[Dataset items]
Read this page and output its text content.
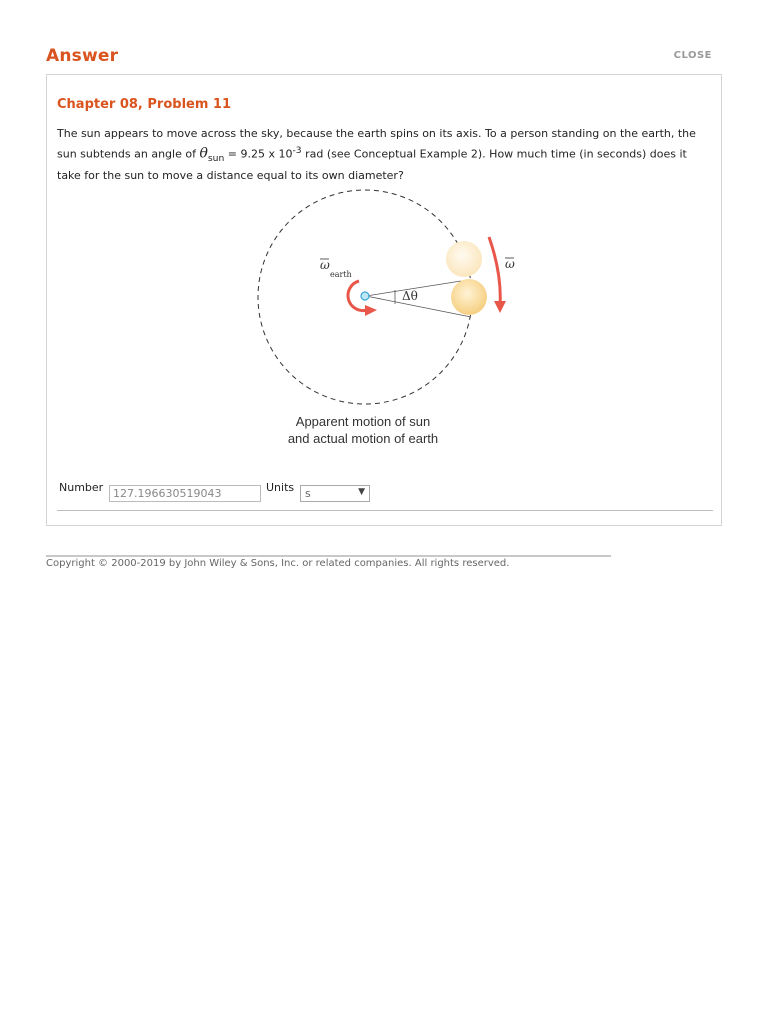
Answer	CLOSE
Chapter 08, Problem 11
The sun appears to move across the sky, because the earth spins on its axis. To a person standing on the earth, the sun subtends an angle of $\theta_{sun} = 9.25$ x $10^{-3}$ rad (see Conceptual Example 2). How much time (in seconds) does it take for the sun to move a distance equal to its own diameter?
ω
earth
ω
Δθ
Apparent motion of sun
and actual motion of earth
Number
127.196630519043	Units s	▼
Copyright © 2000-2019 by John Wiley & Sons, Inc. or related companies. All rights reserved.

§ **PROBLEM DETAILS**:
A single figure is required: the number of lines above in which the word "earth" occurs.

§ **RESPONSE**:
3